| Directions for this task |
Show each line from the listing that includes the word "ylabel".

Rows from a dataset
● ● ●

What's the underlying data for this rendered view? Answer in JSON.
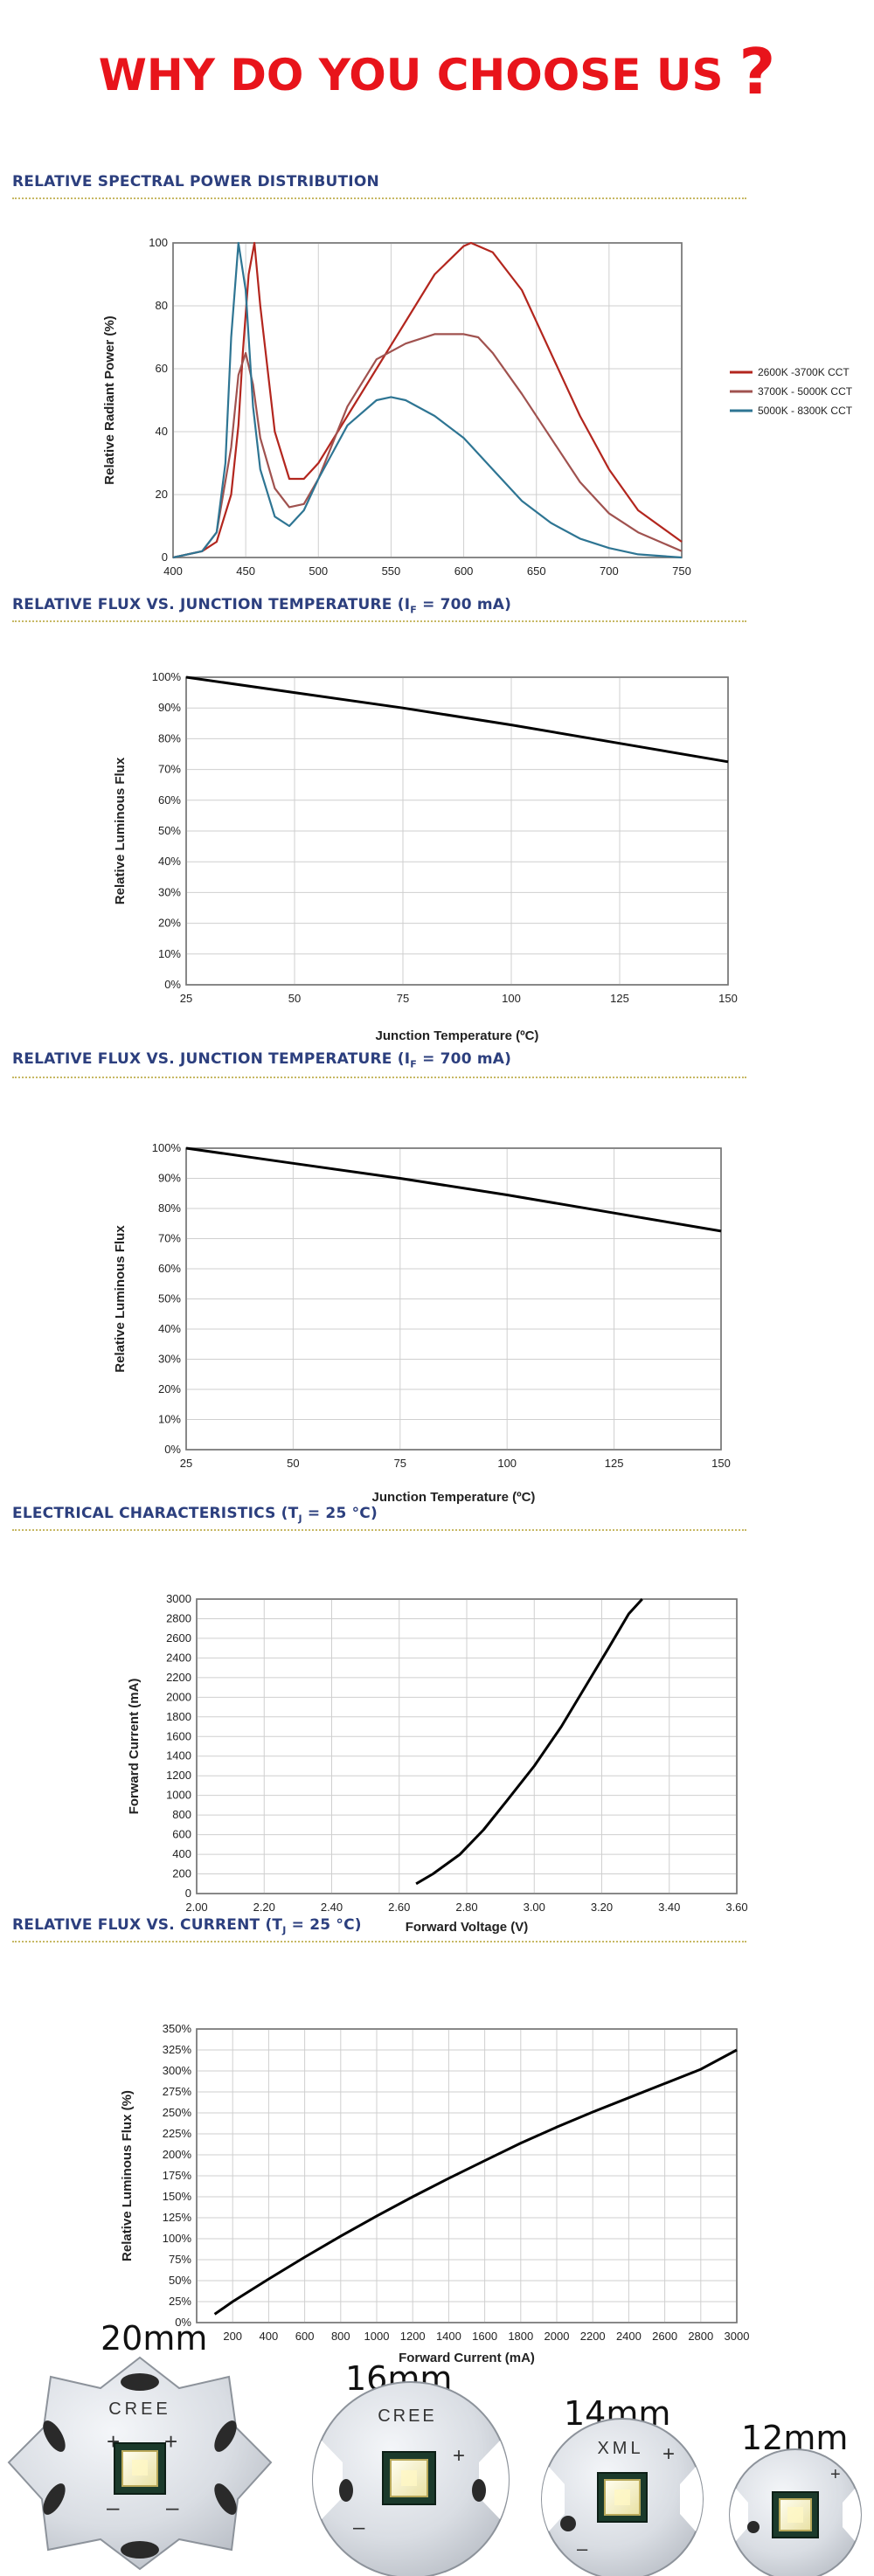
{
  "headline": {
    "text": "WHY DO YOU CHOOSE US",
    "mark": "?"
  },
  "sections": {
    "spd": {
      "title": "RELATIVE SPECTRAL POWER DISTRIBUTION"
    },
    "flux_temp_1": {
      "title_pre": "RELATIVE FLUX VS. JUNCTION TEMPERATURE (I",
      "title_sub": "F",
      "title_post": " = 700 mA)"
    },
    "flux_temp_2": {
      "title_pre": "RELATIVE FLUX VS. JUNCTION TEMPERATURE (I",
      "title_sub": "F",
      "title_post": " = 700 mA)"
    },
    "electrical": {
      "title_pre": "ELECTRICAL CHARACTERISTICS (T",
      "title_sub": "J",
      "title_post": " = 25 °C)"
    },
    "flux_current": {
      "title_pre": "RELATIVE FLUX VS. CURRENT (T",
      "title_sub": "J",
      "title_post": " = 25 °C)"
    }
  },
  "boards": [
    {
      "size": "20mm",
      "brand": "CREE"
    },
    {
      "size": "16mm",
      "brand": "CREE"
    },
    {
      "size": "14mm",
      "brand": "XML"
    },
    {
      "size": "12mm",
      "brand": ""
    }
  ],
  "colors": {
    "headline": "#e8141b",
    "section_title": "#2c3f7e",
    "dotted_rule": "#c7b864",
    "cct_warm": "#b3261e",
    "cct_neutral": "#a0524f",
    "cct_cool": "#2e7593"
  },
  "chart_data": [
    {
      "type": "line",
      "title": "RELATIVE SPECTRAL POWER DISTRIBUTION",
      "xlabel": "",
      "ylabel": "Relative Radiant Power (%)",
      "xlim": [
        400,
        750
      ],
      "ylim": [
        0,
        100
      ],
      "xticks": [
        400,
        450,
        500,
        550,
        600,
        650,
        700,
        750
      ],
      "yticks": [
        0,
        20,
        40,
        60,
        80,
        100
      ],
      "grid": true,
      "legend_position": "right",
      "series": [
        {
          "name": "2600K -3700K CCT",
          "color": "#b3261e",
          "x": [
            400,
            420,
            430,
            440,
            445,
            448,
            452,
            456,
            460,
            470,
            480,
            490,
            500,
            520,
            540,
            560,
            580,
            600,
            605,
            620,
            640,
            660,
            680,
            700,
            720,
            750
          ],
          "y": [
            0,
            2,
            5,
            20,
            42,
            65,
            90,
            100,
            80,
            40,
            25,
            25,
            30,
            45,
            60,
            75,
            90,
            99,
            100,
            97,
            85,
            65,
            45,
            28,
            15,
            5
          ]
        },
        {
          "name": "3700K - 5000K CCT",
          "color": "#a0524f",
          "x": [
            400,
            420,
            430,
            440,
            445,
            450,
            455,
            460,
            470,
            480,
            490,
            500,
            520,
            540,
            560,
            580,
            600,
            610,
            620,
            640,
            660,
            680,
            700,
            720,
            750
          ],
          "y": [
            0,
            2,
            8,
            35,
            58,
            65,
            55,
            38,
            22,
            16,
            17,
            25,
            48,
            63,
            68,
            71,
            71,
            70,
            65,
            52,
            38,
            24,
            14,
            8,
            2
          ]
        },
        {
          "name": "5000K - 8300K CCT",
          "color": "#2e7593",
          "x": [
            400,
            420,
            430,
            436,
            440,
            445,
            450,
            455,
            460,
            470,
            480,
            490,
            500,
            520,
            540,
            550,
            560,
            580,
            600,
            620,
            640,
            660,
            680,
            700,
            720,
            750
          ],
          "y": [
            0,
            2,
            8,
            30,
            70,
            100,
            85,
            48,
            28,
            13,
            10,
            15,
            25,
            42,
            50,
            51,
            50,
            45,
            38,
            28,
            18,
            11,
            6,
            3,
            1,
            0
          ]
        }
      ]
    },
    {
      "type": "line",
      "title": "RELATIVE FLUX VS. JUNCTION TEMPERATURE (IF = 700 mA)",
      "xlabel": "Junction Temperature (ºC)",
      "ylabel": "Relative Luminous Flux",
      "xlim": [
        25,
        150
      ],
      "ylim": [
        0,
        100
      ],
      "xticks": [
        25,
        50,
        75,
        100,
        125,
        150
      ],
      "yticks": [
        0,
        10,
        20,
        30,
        40,
        50,
        60,
        70,
        80,
        90,
        100
      ],
      "ytick_labels": [
        "0%",
        "10%",
        "20%",
        "30%",
        "40%",
        "50%",
        "60%",
        "70%",
        "80%",
        "90%",
        "100%"
      ],
      "grid": true,
      "series": [
        {
          "x": [
            25,
            50,
            75,
            100,
            125,
            150
          ],
          "y": [
            100,
            95,
            90,
            84.5,
            78.5,
            72.5
          ]
        }
      ]
    },
    {
      "type": "line",
      "title": "RELATIVE FLUX VS. JUNCTION TEMPERATURE (IF = 700 mA)",
      "xlabel": "Junction Temperature (ºC)",
      "ylabel": "Relative Luminous Flux",
      "xlim": [
        25,
        150
      ],
      "ylim": [
        0,
        100
      ],
      "xticks": [
        25,
        50,
        75,
        100,
        125,
        150
      ],
      "yticks": [
        0,
        10,
        20,
        30,
        40,
        50,
        60,
        70,
        80,
        90,
        100
      ],
      "ytick_labels": [
        "0%",
        "10%",
        "20%",
        "30%",
        "40%",
        "50%",
        "60%",
        "70%",
        "80%",
        "90%",
        "100%"
      ],
      "grid": true,
      "series": [
        {
          "x": [
            25,
            50,
            75,
            100,
            125,
            150
          ],
          "y": [
            100,
            95,
            90,
            84.5,
            78.5,
            72.5
          ]
        }
      ]
    },
    {
      "type": "line",
      "title": "ELECTRICAL CHARACTERISTICS (TJ = 25 °C)",
      "xlabel": "Forward Voltage (V)",
      "ylabel": "Forward Current (mA)",
      "xlim": [
        2.0,
        3.6
      ],
      "ylim": [
        0,
        3000
      ],
      "xticks": [
        2.0,
        2.2,
        2.4,
        2.6,
        2.8,
        3.0,
        3.2,
        3.4,
        3.6
      ],
      "xtick_labels": [
        "2.00",
        "2.20",
        "2.40",
        "2.60",
        "2.80",
        "3.00",
        "3.20",
        "3.40",
        "3.60"
      ],
      "yticks": [
        0,
        200,
        400,
        600,
        800,
        1000,
        1200,
        1400,
        1600,
        1800,
        2000,
        2200,
        2400,
        2600,
        2800,
        3000
      ],
      "grid": true,
      "series": [
        {
          "x": [
            2.65,
            2.7,
            2.78,
            2.85,
            2.92,
            3.0,
            3.08,
            3.15,
            3.22,
            3.28,
            3.32
          ],
          "y": [
            100,
            200,
            400,
            650,
            950,
            1300,
            1700,
            2100,
            2500,
            2850,
            3000
          ]
        }
      ]
    },
    {
      "type": "line",
      "title": "RELATIVE FLUX VS. CURRENT (TJ = 25 °C)",
      "xlabel": "Forward Current (mA)",
      "ylabel": "Relative Luminous Flux (%)",
      "xlim": [
        0,
        3000
      ],
      "ylim": [
        0,
        350
      ],
      "xticks": [
        200,
        400,
        600,
        800,
        1000,
        1200,
        1400,
        1600,
        1800,
        2000,
        2200,
        2400,
        2600,
        2800,
        3000
      ],
      "yticks": [
        0,
        25,
        50,
        75,
        100,
        125,
        150,
        175,
        200,
        225,
        250,
        275,
        300,
        325,
        350
      ],
      "ytick_labels": [
        "0%",
        "25%",
        "50%",
        "75%",
        "100%",
        "125%",
        "150%",
        "175%",
        "200%",
        "225%",
        "250%",
        "275%",
        "300%",
        "325%",
        "350%"
      ],
      "grid": true,
      "series": [
        {
          "x": [
            100,
            200,
            400,
            600,
            800,
            1000,
            1200,
            1400,
            1600,
            1800,
            2000,
            2200,
            2400,
            2600,
            2800,
            3000
          ],
          "y": [
            10,
            25,
            52,
            78,
            103,
            127,
            150,
            172,
            193,
            214,
            233,
            251,
            268,
            285,
            302,
            325
          ]
        }
      ]
    }
  ]
}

● ● ●

| Answer to the task |
      "ylabel": "Relative Radiant Power (%)",
      "ylabel": "Relative Luminous Flux",
      "ylabel": "Relative Luminous Flux",
      "ylabel": "Forward Current (mA)",
      "ylabel": "Relative Luminous Flux (%)",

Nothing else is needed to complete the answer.